_The problem:_ All records below must be retyped exactly.
++++ Information supplied
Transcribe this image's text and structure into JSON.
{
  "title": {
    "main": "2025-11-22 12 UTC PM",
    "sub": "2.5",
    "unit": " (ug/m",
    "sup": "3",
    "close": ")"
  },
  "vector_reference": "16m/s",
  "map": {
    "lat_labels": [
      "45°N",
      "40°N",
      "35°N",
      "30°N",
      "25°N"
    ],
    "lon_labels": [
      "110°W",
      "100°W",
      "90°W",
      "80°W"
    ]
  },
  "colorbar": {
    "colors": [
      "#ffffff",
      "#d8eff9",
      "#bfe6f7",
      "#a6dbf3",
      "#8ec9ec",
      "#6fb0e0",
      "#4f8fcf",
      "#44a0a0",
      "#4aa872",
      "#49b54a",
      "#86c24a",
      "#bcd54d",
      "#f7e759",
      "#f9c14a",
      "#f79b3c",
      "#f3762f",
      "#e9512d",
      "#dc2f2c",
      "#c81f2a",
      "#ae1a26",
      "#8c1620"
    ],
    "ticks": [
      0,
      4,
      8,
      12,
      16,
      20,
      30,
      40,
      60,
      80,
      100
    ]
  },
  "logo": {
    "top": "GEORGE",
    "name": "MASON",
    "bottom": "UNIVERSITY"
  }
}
++++++++
_Full answer:_
Transcribe this image's text and structure into JSON.
{
  "title": {
    "main": "2025-11-22 12 UTC PM",
    "sub": "2.5",
    "unit": " (ug/m",
    "sup": "3",
    "close": ")"
  },
  "vector_reference": "16m/s",
  "map": {
    "lat_labels": [
      "45°N",
      "40°N",
      "35°N",
      "30°N",
      "25°N"
    ],
    "lon_labels": [
      "110°W",
      "100°W",
      "90°W",
      "80°W"
    ]
  },
  "colorbar": {
    "colors": [
      "#ffffff",
      "#d8eff9",
      "#bfe6f7",
      "#a6dbf3",
      "#8ec9ec",
      "#6fb0e0",
      "#4f8fcf",
      "#44a0a0",
      "#4aa872",
      "#49b54a",
      "#86c24a",
      "#bcd54d",
      "#f7e759",
      "#f9c14a",
      "#f79b3c",
      "#f3762f",
      "#e9512d",
      "#dc2f2c",
      "#c81f2a",
      "#ae1a26",
      "#8c1620"
    ],
    "ticks": [
      0,
      4,
      8,
      12,
      16,
      20,
      30,
      40,
      60,
      80,
      100
    ]
  },
  "logo": {
    "top": "GEORGE",
    "name": "MASON",
    "bottom": "UNIVERSITY"
  }
}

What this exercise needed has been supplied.